For each line below that contains the string "structured", copy that line.

Collected data:
※ ※ ※

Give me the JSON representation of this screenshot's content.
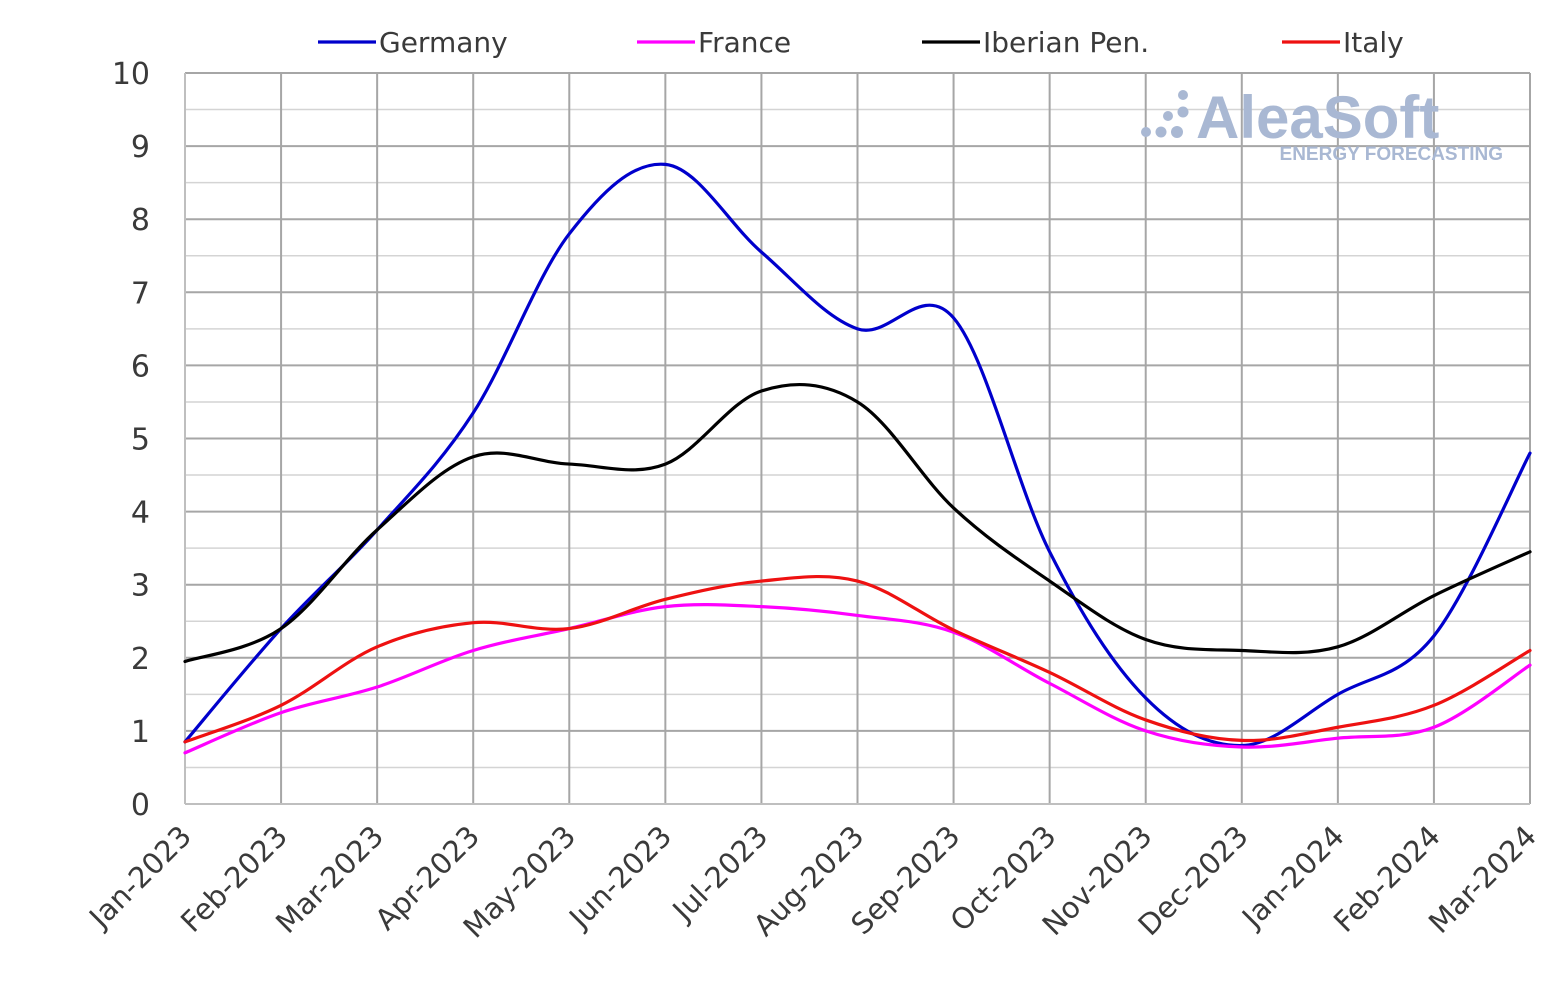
{
  "watermark": {
    "brand": "AleaSoft",
    "tagline": "ENERGY FORECASTING"
  },
  "chart_data": {
    "type": "line",
    "title": "",
    "xlabel": "",
    "ylabel": "",
    "ylim": [
      0,
      10
    ],
    "yticks": [
      "0",
      "1",
      "2",
      "3",
      "4",
      "5",
      "6",
      "7",
      "8",
      "9",
      "10"
    ],
    "grid": true,
    "legend_position": "top",
    "categories": [
      "Jan-2023",
      "Feb-2023",
      "Mar-2023",
      "Apr-2023",
      "May-2023",
      "Jun-2023",
      "Jul-2023",
      "Aug-2023",
      "Sep-2023",
      "Oct-2023",
      "Nov-2023",
      "Dec-2023",
      "Jan-2024",
      "Feb-2024",
      "Mar-2024"
    ],
    "series": [
      {
        "name": "Germany",
        "color": "#0000cc",
        "values": [
          0.85,
          2.4,
          3.75,
          5.35,
          7.8,
          8.75,
          7.55,
          6.5,
          6.65,
          3.45,
          1.45,
          0.8,
          1.5,
          2.3,
          4.8
        ]
      },
      {
        "name": "France",
        "color": "#ff00ff",
        "values": [
          0.7,
          1.25,
          1.6,
          2.1,
          2.4,
          2.7,
          2.7,
          2.58,
          2.35,
          1.65,
          1.0,
          0.78,
          0.9,
          1.05,
          1.9
        ]
      },
      {
        "name": "Iberian Pen.",
        "color": "#000000",
        "values": [
          1.95,
          2.4,
          3.75,
          4.75,
          4.65,
          4.65,
          5.65,
          5.5,
          4.05,
          3.05,
          2.25,
          2.1,
          2.15,
          2.85,
          3.45
        ]
      },
      {
        "name": "Italy",
        "color": "#ee1111",
        "values": [
          0.85,
          1.35,
          2.15,
          2.48,
          2.4,
          2.8,
          3.05,
          3.05,
          2.38,
          1.8,
          1.15,
          0.87,
          1.05,
          1.35,
          2.1
        ]
      }
    ]
  }
}
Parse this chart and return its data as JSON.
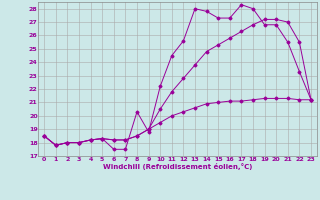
{
  "title": "",
  "xlabel": "Windchill (Refroidissement éolien,°C)",
  "bg_color": "#cce8e8",
  "line_color": "#990099",
  "grid_color": "#aaaaaa",
  "grid_color2": "#bbbbbb",
  "xlim": [
    -0.5,
    23.5
  ],
  "ylim": [
    17,
    28.5
  ],
  "yticks": [
    17,
    18,
    19,
    20,
    21,
    22,
    23,
    24,
    25,
    26,
    27,
    28
  ],
  "xticks": [
    0,
    1,
    2,
    3,
    4,
    5,
    6,
    7,
    8,
    9,
    10,
    11,
    12,
    13,
    14,
    15,
    16,
    17,
    18,
    19,
    20,
    21,
    22,
    23
  ],
  "line1_x": [
    0,
    1,
    2,
    3,
    4,
    5,
    6,
    7,
    8,
    9,
    10,
    11,
    12,
    13,
    14,
    15,
    16,
    17,
    18,
    19,
    20,
    21,
    22,
    23
  ],
  "line1_y": [
    18.5,
    17.8,
    18.0,
    18.0,
    18.2,
    18.3,
    17.5,
    17.5,
    20.3,
    18.8,
    22.2,
    24.5,
    25.6,
    28.0,
    27.8,
    27.3,
    27.3,
    28.3,
    28.0,
    26.8,
    26.8,
    25.5,
    23.3,
    21.2
  ],
  "line2_x": [
    0,
    1,
    2,
    3,
    4,
    5,
    6,
    7,
    8,
    9,
    10,
    11,
    12,
    13,
    14,
    15,
    16,
    17,
    18,
    19,
    20,
    21,
    22,
    23
  ],
  "line2_y": [
    18.5,
    17.8,
    18.0,
    18.0,
    18.2,
    18.3,
    18.2,
    18.2,
    18.5,
    19.0,
    20.5,
    21.8,
    22.8,
    23.8,
    24.8,
    25.3,
    25.8,
    26.3,
    26.8,
    27.2,
    27.2,
    27.0,
    25.5,
    21.2
  ],
  "line3_x": [
    0,
    1,
    2,
    3,
    4,
    5,
    6,
    7,
    8,
    9,
    10,
    11,
    12,
    13,
    14,
    15,
    16,
    17,
    18,
    19,
    20,
    21,
    22,
    23
  ],
  "line3_y": [
    18.5,
    17.8,
    18.0,
    18.0,
    18.2,
    18.3,
    18.2,
    18.2,
    18.5,
    19.0,
    19.5,
    20.0,
    20.3,
    20.6,
    20.9,
    21.0,
    21.1,
    21.1,
    21.2,
    21.3,
    21.3,
    21.3,
    21.2,
    21.2
  ]
}
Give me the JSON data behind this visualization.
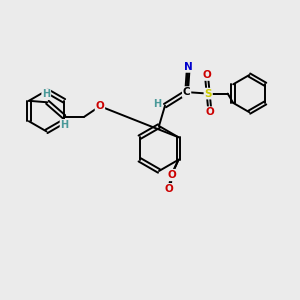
{
  "background_color": "#ebebeb",
  "figsize": [
    3.0,
    3.0
  ],
  "dpi": 100,
  "atom_colors": {
    "C": "#000000",
    "H": "#4a9999",
    "N": "#0000cc",
    "O": "#cc0000",
    "S": "#cccc00"
  },
  "bond_color": "#000000",
  "bond_width": 1.4,
  "font_size_atom": 7.5,
  "font_size_h": 7
}
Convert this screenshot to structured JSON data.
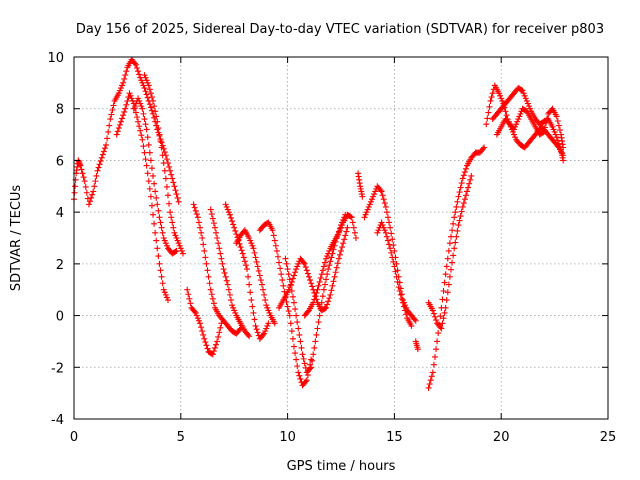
{
  "chart_data": {
    "type": "scatter",
    "title": "Day 156 of 2025, Sidereal Day-to-day VTEC variation (SDTVAR) for receiver p803",
    "xlabel": "GPS time / hours",
    "ylabel": "SDTVAR / TECUs",
    "xlim": [
      0,
      25
    ],
    "ylim": [
      -4,
      10
    ],
    "xticks": [
      0,
      5,
      10,
      15,
      20,
      25
    ],
    "yticks": [
      -4,
      -2,
      0,
      2,
      4,
      6,
      8,
      10
    ],
    "grid": true,
    "marker": "+",
    "color": "#ff0000",
    "series": [
      {
        "tracks": [
          [
            [
              0.0,
              4.5
            ],
            [
              0.1,
              5.5
            ],
            [
              0.2,
              6.0
            ],
            [
              0.3,
              5.8
            ],
            [
              0.5,
              5.2
            ],
            [
              0.7,
              4.3
            ],
            [
              0.9,
              4.8
            ],
            [
              1.1,
              5.6
            ],
            [
              1.3,
              6.1
            ],
            [
              1.5,
              6.6
            ],
            [
              1.7,
              7.6
            ],
            [
              1.9,
              8.3
            ],
            [
              2.1,
              8.6
            ],
            [
              2.3,
              9.0
            ],
            [
              2.5,
              9.6
            ],
            [
              2.7,
              9.9
            ],
            [
              2.9,
              9.7
            ],
            [
              3.1,
              9.2
            ],
            [
              3.3,
              8.8
            ],
            [
              3.5,
              8.3
            ],
            [
              3.7,
              7.8
            ],
            [
              3.9,
              7.2
            ],
            [
              4.1,
              6.7
            ],
            [
              4.3,
              6.2
            ],
            [
              4.5,
              5.6
            ],
            [
              4.7,
              5.0
            ],
            [
              4.9,
              4.4
            ]
          ],
          [
            [
              2.0,
              7.0
            ],
            [
              2.2,
              7.5
            ],
            [
              2.4,
              8.0
            ],
            [
              2.6,
              8.6
            ],
            [
              2.8,
              8.2
            ],
            [
              3.0,
              7.5
            ],
            [
              3.2,
              6.8
            ],
            [
              3.4,
              5.8
            ],
            [
              3.6,
              4.6
            ],
            [
              3.8,
              3.2
            ],
            [
              4.0,
              2.0
            ],
            [
              4.2,
              1.0
            ],
            [
              4.4,
              0.6
            ]
          ],
          [
            [
              3.3,
              9.3
            ],
            [
              3.5,
              8.9
            ],
            [
              3.7,
              8.3
            ],
            [
              3.9,
              7.5
            ],
            [
              4.1,
              6.5
            ],
            [
              4.3,
              5.3
            ],
            [
              4.5,
              4.0
            ],
            [
              4.7,
              3.2
            ],
            [
              4.9,
              2.8
            ],
            [
              5.1,
              2.4
            ]
          ],
          [
            [
              2.8,
              8.0
            ],
            [
              3.0,
              8.4
            ],
            [
              3.2,
              8.0
            ],
            [
              3.4,
              7.2
            ],
            [
              3.6,
              6.0
            ],
            [
              3.8,
              4.8
            ],
            [
              4.0,
              3.8
            ],
            [
              4.2,
              3.0
            ],
            [
              4.4,
              2.6
            ],
            [
              4.6,
              2.4
            ],
            [
              4.8,
              2.5
            ]
          ],
          [
            [
              5.3,
              1.0
            ],
            [
              5.5,
              0.3
            ],
            [
              5.7,
              0.1
            ],
            [
              5.9,
              -0.3
            ],
            [
              6.1,
              -0.9
            ],
            [
              6.3,
              -1.4
            ],
            [
              6.5,
              -1.5
            ],
            [
              6.7,
              -1.0
            ],
            [
              6.9,
              -0.3
            ]
          ],
          [
            [
              5.6,
              4.3
            ],
            [
              5.8,
              3.8
            ],
            [
              6.0,
              3.0
            ],
            [
              6.2,
              2.0
            ],
            [
              6.4,
              1.0
            ],
            [
              6.6,
              0.3
            ],
            [
              6.8,
              0.0
            ],
            [
              7.0,
              -0.2
            ],
            [
              7.2,
              -0.4
            ],
            [
              7.4,
              -0.6
            ],
            [
              7.6,
              -0.7
            ],
            [
              7.8,
              -0.5
            ]
          ],
          [
            [
              6.4,
              4.1
            ],
            [
              6.6,
              3.4
            ],
            [
              6.8,
              2.6
            ],
            [
              7.0,
              1.8
            ],
            [
              7.2,
              1.2
            ],
            [
              7.4,
              0.4
            ],
            [
              7.6,
              0.0
            ],
            [
              7.8,
              -0.3
            ],
            [
              8.0,
              -0.6
            ],
            [
              8.2,
              -0.8
            ]
          ],
          [
            [
              7.6,
              2.8
            ],
            [
              7.8,
              3.1
            ],
            [
              8.0,
              3.3
            ],
            [
              8.2,
              3.0
            ],
            [
              8.4,
              2.6
            ],
            [
              8.6,
              1.9
            ],
            [
              8.8,
              1.2
            ],
            [
              9.0,
              0.4
            ],
            [
              9.2,
              0.0
            ],
            [
              9.4,
              -0.3
            ]
          ],
          [
            [
              7.1,
              4.3
            ],
            [
              7.3,
              3.9
            ],
            [
              7.5,
              3.4
            ],
            [
              7.7,
              2.9
            ],
            [
              7.9,
              2.4
            ],
            [
              8.1,
              1.8
            ],
            [
              8.3,
              0.6
            ],
            [
              8.5,
              -0.4
            ],
            [
              8.7,
              -0.9
            ],
            [
              8.9,
              -0.7
            ],
            [
              9.1,
              -0.3
            ]
          ],
          [
            [
              8.7,
              3.3
            ],
            [
              8.9,
              3.5
            ],
            [
              9.1,
              3.6
            ],
            [
              9.3,
              3.3
            ],
            [
              9.5,
              2.5
            ],
            [
              9.7,
              1.6
            ],
            [
              9.9,
              0.7
            ],
            [
              10.1,
              0.0
            ],
            [
              10.3,
              -1.2
            ],
            [
              10.5,
              -2.2
            ],
            [
              10.7,
              -2.7
            ],
            [
              10.9,
              -2.5
            ],
            [
              11.1,
              -1.7
            ]
          ],
          [
            [
              9.9,
              2.2
            ],
            [
              10.1,
              1.4
            ],
            [
              10.3,
              0.5
            ],
            [
              10.5,
              -0.5
            ],
            [
              10.7,
              -1.5
            ],
            [
              10.9,
              -2.2
            ],
            [
              11.1,
              -2.0
            ],
            [
              11.3,
              -1.0
            ],
            [
              11.5,
              0.0
            ],
            [
              11.7,
              1.0
            ],
            [
              11.9,
              1.8
            ],
            [
              12.1,
              2.4
            ],
            [
              12.3,
              3.0
            ],
            [
              12.5,
              3.5
            ],
            [
              12.7,
              3.9
            ]
          ],
          [
            [
              9.6,
              0.3
            ],
            [
              9.8,
              0.6
            ],
            [
              10.0,
              0.9
            ],
            [
              10.2,
              1.3
            ],
            [
              10.4,
              1.8
            ],
            [
              10.6,
              2.2
            ],
            [
              10.8,
              2.0
            ],
            [
              11.0,
              1.5
            ],
            [
              11.2,
              1.0
            ],
            [
              11.4,
              0.5
            ],
            [
              11.6,
              0.2
            ],
            [
              11.8,
              0.3
            ],
            [
              12.0,
              0.8
            ],
            [
              12.2,
              1.5
            ],
            [
              12.4,
              2.2
            ],
            [
              12.6,
              2.8
            ],
            [
              12.8,
              3.4
            ]
          ],
          [
            [
              10.8,
              0.0
            ],
            [
              11.0,
              0.2
            ],
            [
              11.2,
              0.5
            ],
            [
              11.4,
              1.0
            ],
            [
              11.6,
              1.6
            ],
            [
              11.8,
              2.2
            ],
            [
              12.0,
              2.6
            ],
            [
              12.2,
              2.9
            ],
            [
              12.4,
              3.2
            ],
            [
              12.6,
              3.6
            ],
            [
              12.8,
              3.9
            ],
            [
              13.0,
              3.8
            ],
            [
              13.2,
              3.0
            ]
          ],
          [
            [
              13.3,
              5.5
            ],
            [
              13.4,
              5.0
            ],
            [
              13.5,
              4.6
            ]
          ],
          [
            [
              13.6,
              3.8
            ],
            [
              13.8,
              4.2
            ],
            [
              14.0,
              4.6
            ],
            [
              14.2,
              5.0
            ],
            [
              14.4,
              4.8
            ],
            [
              14.6,
              4.2
            ],
            [
              14.8,
              3.4
            ],
            [
              15.0,
              2.5
            ],
            [
              15.2,
              1.5
            ],
            [
              15.4,
              0.6
            ],
            [
              15.6,
              0.2
            ],
            [
              15.8,
              0.0
            ],
            [
              16.0,
              -0.2
            ]
          ],
          [
            [
              14.2,
              3.2
            ],
            [
              14.4,
              3.6
            ],
            [
              14.6,
              3.2
            ],
            [
              14.8,
              2.6
            ],
            [
              15.0,
              1.9
            ],
            [
              15.2,
              1.1
            ],
            [
              15.4,
              0.5
            ],
            [
              15.6,
              -0.1
            ],
            [
              15.8,
              -0.4
            ]
          ],
          [
            [
              16.0,
              -1.0
            ],
            [
              16.1,
              -1.3
            ]
          ],
          [
            [
              16.6,
              -2.8
            ],
            [
              16.8,
              -2.2
            ],
            [
              17.0,
              -1.0
            ],
            [
              17.2,
              0.3
            ],
            [
              17.4,
              1.6
            ],
            [
              17.6,
              2.8
            ],
            [
              17.8,
              3.8
            ],
            [
              18.0,
              4.6
            ],
            [
              18.2,
              5.3
            ],
            [
              18.4,
              5.8
            ],
            [
              18.6,
              6.1
            ],
            [
              18.8,
              6.3
            ],
            [
              19.0,
              6.3
            ],
            [
              19.2,
              6.5
            ]
          ],
          [
            [
              16.6,
              0.5
            ],
            [
              16.8,
              0.2
            ],
            [
              17.0,
              -0.3
            ],
            [
              17.2,
              -0.5
            ],
            [
              17.4,
              0.3
            ],
            [
              17.6,
              1.5
            ],
            [
              17.8,
              2.6
            ],
            [
              18.0,
              3.5
            ],
            [
              18.2,
              4.2
            ],
            [
              18.4,
              4.8
            ],
            [
              18.6,
              5.4
            ]
          ],
          [
            [
              19.3,
              7.4
            ],
            [
              19.5,
              8.3
            ],
            [
              19.7,
              8.9
            ],
            [
              19.9,
              8.6
            ],
            [
              20.1,
              8.2
            ],
            [
              20.3,
              7.6
            ],
            [
              20.5,
              7.2
            ],
            [
              20.7,
              6.8
            ],
            [
              20.9,
              6.6
            ],
            [
              21.1,
              6.5
            ],
            [
              21.3,
              6.7
            ],
            [
              21.5,
              6.9
            ],
            [
              21.7,
              7.1
            ],
            [
              21.9,
              7.3
            ],
            [
              22.1,
              7.1
            ],
            [
              22.3,
              6.9
            ],
            [
              22.5,
              6.7
            ],
            [
              22.7,
              6.5
            ],
            [
              22.9,
              6.2
            ]
          ],
          [
            [
              19.6,
              7.6
            ],
            [
              19.8,
              7.8
            ],
            [
              20.0,
              8.0
            ],
            [
              20.2,
              8.2
            ],
            [
              20.4,
              8.4
            ],
            [
              20.6,
              8.6
            ],
            [
              20.8,
              8.8
            ],
            [
              21.0,
              8.7
            ],
            [
              21.2,
              8.3
            ],
            [
              21.4,
              7.9
            ],
            [
              21.6,
              7.6
            ],
            [
              21.8,
              7.4
            ],
            [
              22.0,
              7.5
            ],
            [
              22.2,
              7.6
            ],
            [
              22.4,
              7.3
            ],
            [
              22.6,
              6.9
            ],
            [
              22.8,
              6.4
            ],
            [
              22.9,
              6.0
            ]
          ],
          [
            [
              19.8,
              7.0
            ],
            [
              20.0,
              7.3
            ],
            [
              20.2,
              7.6
            ],
            [
              20.4,
              7.4
            ],
            [
              20.6,
              7.2
            ],
            [
              20.8,
              7.6
            ],
            [
              21.0,
              8.0
            ],
            [
              21.2,
              7.9
            ],
            [
              21.4,
              7.6
            ],
            [
              21.6,
              7.3
            ],
            [
              21.8,
              7.0
            ],
            [
              22.0,
              7.1
            ],
            [
              22.2,
              7.8
            ],
            [
              22.4,
              8.0
            ],
            [
              22.6,
              7.7
            ],
            [
              22.8,
              7.0
            ],
            [
              22.9,
              6.5
            ]
          ]
        ]
      }
    ]
  }
}
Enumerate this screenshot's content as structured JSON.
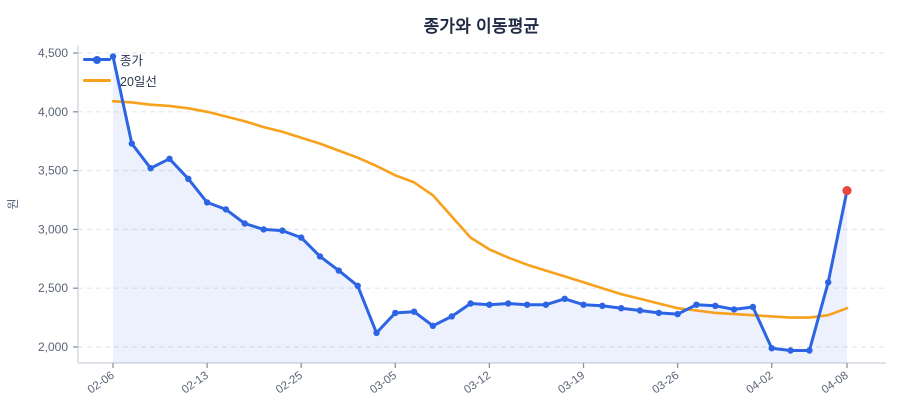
{
  "title": "종가와 이동평균",
  "legend": {
    "items": [
      {
        "label": "종가",
        "color": "#2c64e4",
        "marker": "circle"
      },
      {
        "label": "20일선",
        "color": "#f7a11c",
        "marker": "none"
      }
    ]
  },
  "y_axis": {
    "label": "원",
    "tick_labels": [
      "4,500",
      "4,000",
      "3,500",
      "3,000",
      "2,500",
      "2,000"
    ]
  },
  "x_axis": {
    "tick_labels": [
      "02-06",
      "02-13",
      "02-25",
      "03-05",
      "03-12",
      "03-19",
      "03-26",
      "04-02",
      "04-08"
    ]
  },
  "colors": {
    "close_line": "#2c64e4",
    "ma_line": "#f7a11c",
    "last_point": "#e8473f",
    "area_fill": "rgba(44,100,228,0.09)",
    "grid": "#e4e7ee",
    "spine": "#ccd2dd",
    "tick": "#8a93a6",
    "tick_text": "#5b6478",
    "title_text": "#1f2a44",
    "legend_text": "#2d3650"
  },
  "chart_data": {
    "type": "line",
    "title": "종가와 이동평균",
    "ylabel": "원",
    "xlabel": "",
    "grid": "horizontal-dashed",
    "legend_position": "upper-left",
    "x_point_count": 40,
    "x_ticks": [
      {
        "index": 0,
        "label": "02-06"
      },
      {
        "index": 5,
        "label": "02-13"
      },
      {
        "index": 10,
        "label": "02-25"
      },
      {
        "index": 15,
        "label": "03-05"
      },
      {
        "index": 20,
        "label": "03-12"
      },
      {
        "index": 25,
        "label": "03-19"
      },
      {
        "index": 30,
        "label": "03-26"
      },
      {
        "index": 35,
        "label": "04-02"
      },
      {
        "index": 39,
        "label": "04-08"
      }
    ],
    "yticks": [
      4500,
      4000,
      3500,
      3000,
      2500,
      2000
    ],
    "ylim": [
      1880,
      4560
    ],
    "series": [
      {
        "name": "종가",
        "color": "#2c64e4",
        "marker": "circle",
        "fill_under": true,
        "last_point_highlight_color": "#e8473f",
        "values": [
          4470,
          3730,
          3520,
          3600,
          3430,
          3230,
          3170,
          3050,
          3000,
          2990,
          2930,
          2770,
          2650,
          2520,
          2120,
          2290,
          2300,
          2180,
          2260,
          2370,
          2360,
          2370,
          2360,
          2360,
          2410,
          2360,
          2350,
          2330,
          2310,
          2290,
          2280,
          2360,
          2350,
          2320,
          2340,
          1990,
          1970,
          1970,
          2550,
          3330
        ]
      },
      {
        "name": "20일선",
        "color": "#f7a11c",
        "marker": "none",
        "fill_under": false,
        "values": [
          4090,
          4080,
          4060,
          4050,
          4030,
          4000,
          3960,
          3920,
          3870,
          3830,
          3780,
          3730,
          3670,
          3610,
          3540,
          3460,
          3400,
          3290,
          3110,
          2930,
          2830,
          2760,
          2700,
          2650,
          2600,
          2550,
          2500,
          2450,
          2410,
          2370,
          2330,
          2310,
          2290,
          2280,
          2270,
          2260,
          2250,
          2250,
          2270,
          2330
        ]
      }
    ]
  }
}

※ ※ ※

### Result of the exercise:
Convert this screenshot to structured JSON data.
Enumerate this screenshot's content as structured JSON.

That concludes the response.